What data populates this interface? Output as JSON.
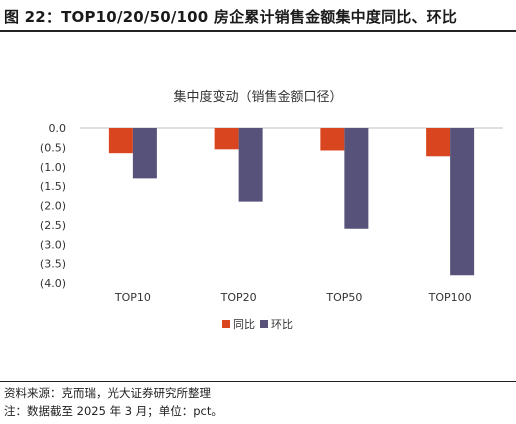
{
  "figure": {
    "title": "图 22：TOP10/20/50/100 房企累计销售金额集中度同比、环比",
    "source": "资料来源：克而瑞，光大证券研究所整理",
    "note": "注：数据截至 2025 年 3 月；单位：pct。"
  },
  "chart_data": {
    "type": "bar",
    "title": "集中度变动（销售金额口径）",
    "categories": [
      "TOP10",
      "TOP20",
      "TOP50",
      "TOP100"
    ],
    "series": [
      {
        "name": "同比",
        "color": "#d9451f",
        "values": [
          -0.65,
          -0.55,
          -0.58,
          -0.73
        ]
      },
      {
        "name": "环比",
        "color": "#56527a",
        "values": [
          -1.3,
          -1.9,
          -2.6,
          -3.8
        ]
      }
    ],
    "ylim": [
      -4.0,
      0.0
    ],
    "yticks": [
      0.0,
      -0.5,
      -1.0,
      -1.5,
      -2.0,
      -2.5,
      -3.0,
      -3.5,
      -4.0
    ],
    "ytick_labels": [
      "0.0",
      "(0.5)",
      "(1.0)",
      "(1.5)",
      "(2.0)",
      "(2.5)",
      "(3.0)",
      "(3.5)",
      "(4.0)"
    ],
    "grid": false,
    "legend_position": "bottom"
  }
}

● ● ●

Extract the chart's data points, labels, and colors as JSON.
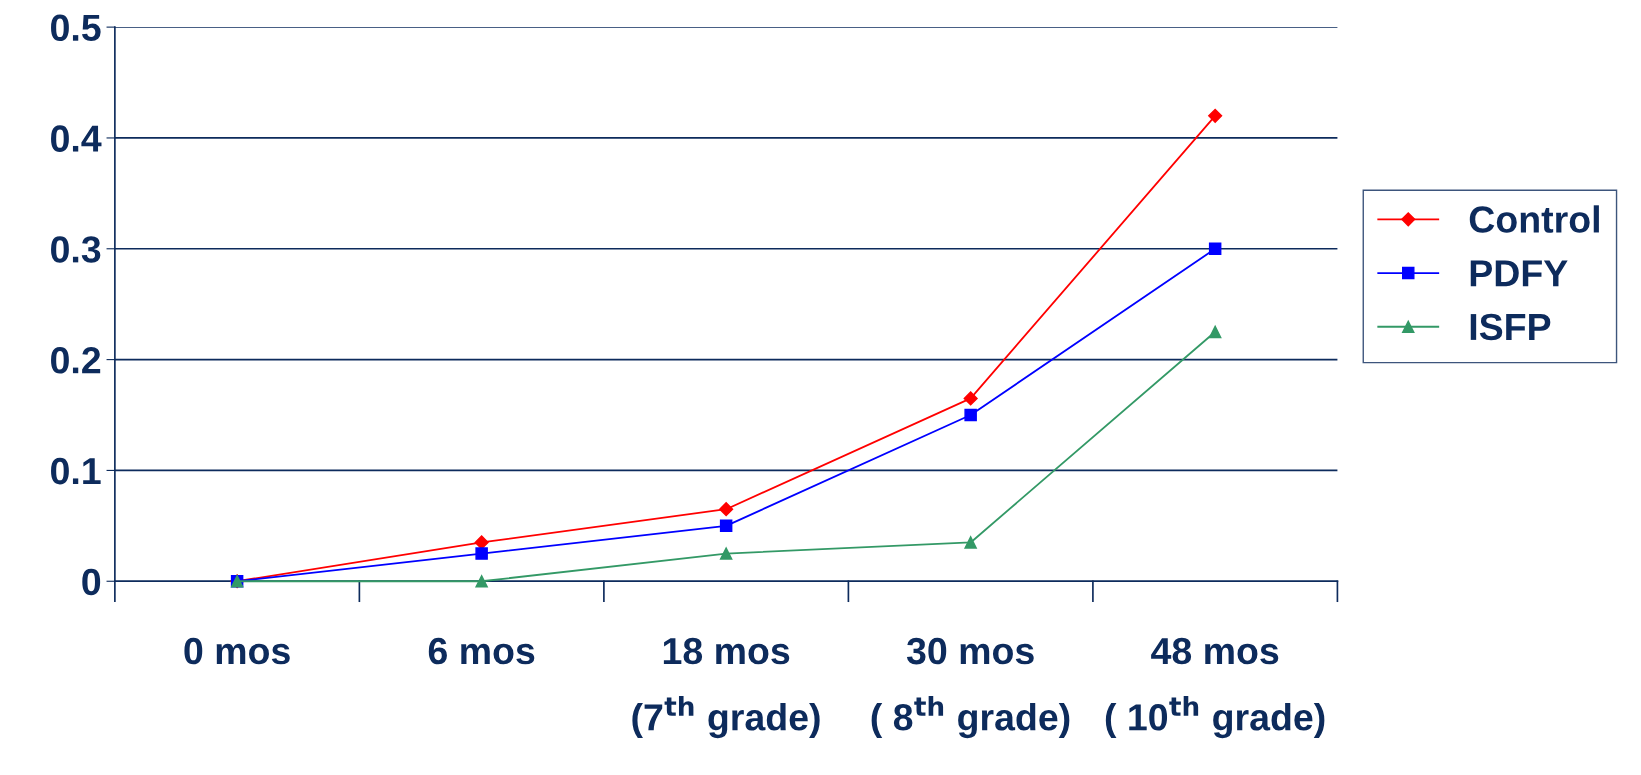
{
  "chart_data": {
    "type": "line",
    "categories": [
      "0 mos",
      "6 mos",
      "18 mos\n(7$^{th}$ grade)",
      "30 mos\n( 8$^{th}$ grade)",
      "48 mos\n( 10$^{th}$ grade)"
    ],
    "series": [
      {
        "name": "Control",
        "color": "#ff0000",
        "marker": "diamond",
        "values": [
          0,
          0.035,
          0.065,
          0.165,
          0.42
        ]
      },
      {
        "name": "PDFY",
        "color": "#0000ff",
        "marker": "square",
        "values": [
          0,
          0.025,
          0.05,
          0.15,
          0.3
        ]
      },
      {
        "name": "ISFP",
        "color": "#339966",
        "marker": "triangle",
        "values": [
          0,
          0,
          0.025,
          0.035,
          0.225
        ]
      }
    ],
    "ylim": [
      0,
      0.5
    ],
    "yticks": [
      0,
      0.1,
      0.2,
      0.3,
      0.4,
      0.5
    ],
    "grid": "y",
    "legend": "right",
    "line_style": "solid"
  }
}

● ● ●

*WHAT IS BEING ASKED:* Copy out all lines above that include the string "title".

*OUTPUT:*
    "title": "图 22：TOP10/20/50/100 房企累计销售金额集中度同比、环比",
    "title": "集中度变动（销售金额口径）",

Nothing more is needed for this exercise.